TASK INPUTS:
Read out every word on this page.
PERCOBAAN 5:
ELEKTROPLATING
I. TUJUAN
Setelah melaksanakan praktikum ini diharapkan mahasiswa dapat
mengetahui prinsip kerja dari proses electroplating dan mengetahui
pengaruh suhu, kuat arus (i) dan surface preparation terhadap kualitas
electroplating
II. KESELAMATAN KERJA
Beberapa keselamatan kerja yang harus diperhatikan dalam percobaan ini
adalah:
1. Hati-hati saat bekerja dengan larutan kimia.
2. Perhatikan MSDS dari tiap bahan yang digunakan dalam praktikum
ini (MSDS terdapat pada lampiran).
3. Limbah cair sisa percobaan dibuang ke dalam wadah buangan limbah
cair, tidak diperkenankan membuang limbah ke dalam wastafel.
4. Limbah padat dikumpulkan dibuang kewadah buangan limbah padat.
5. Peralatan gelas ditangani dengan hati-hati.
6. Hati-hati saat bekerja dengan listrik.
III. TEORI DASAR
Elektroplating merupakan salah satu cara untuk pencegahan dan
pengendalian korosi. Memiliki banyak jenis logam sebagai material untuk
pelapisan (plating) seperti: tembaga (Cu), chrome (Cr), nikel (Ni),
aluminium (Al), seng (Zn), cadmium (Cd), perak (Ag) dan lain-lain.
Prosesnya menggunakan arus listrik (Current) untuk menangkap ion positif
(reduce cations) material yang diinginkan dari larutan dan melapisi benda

AIM:
Reproduce all of the records exactly.

CORRECT RESPONSE:
Read out every word on this page.
PERCOBAAN 5:
ELEKTROPLATING
I. TUJUAN
Setelah melaksanakan praktikum ini diharapkan mahasiswa dapat
mengetahui prinsip kerja dari proses electroplating dan mengetahui
pengaruh suhu, kuat arus (i) dan surface preparation terhadap kualitas
electroplating
II. KESELAMATAN KERJA
Beberapa keselamatan kerja yang harus diperhatikan dalam percobaan ini
adalah:
1. Hati-hati saat bekerja dengan larutan kimia.
2. Perhatikan MSDS dari tiap bahan yang digunakan dalam praktikum
ini (MSDS terdapat pada lampiran).
3. Limbah cair sisa percobaan dibuang ke dalam wadah buangan limbah
cair, tidak diperkenankan membuang limbah ke dalam wastafel.
4. Limbah padat dikumpulkan dibuang kewadah buangan limbah padat.
5. Peralatan gelas ditangani dengan hati-hati.
6. Hati-hati saat bekerja dengan listrik.
III. TEORI DASAR
Elektroplating merupakan salah satu cara untuk pencegahan dan
pengendalian korosi. Memiliki banyak jenis logam sebagai material untuk
pelapisan (plating) seperti: tembaga (Cu), chrome (Cr), nikel (Ni),
aluminium (Al), seng (Zn), cadmium (Cd), perak (Ag) dan lain-lain.
Prosesnya menggunakan arus listrik (Current) untuk menangkap ion positif
(reduce cations) material yang diinginkan dari larutan dan melapisi benda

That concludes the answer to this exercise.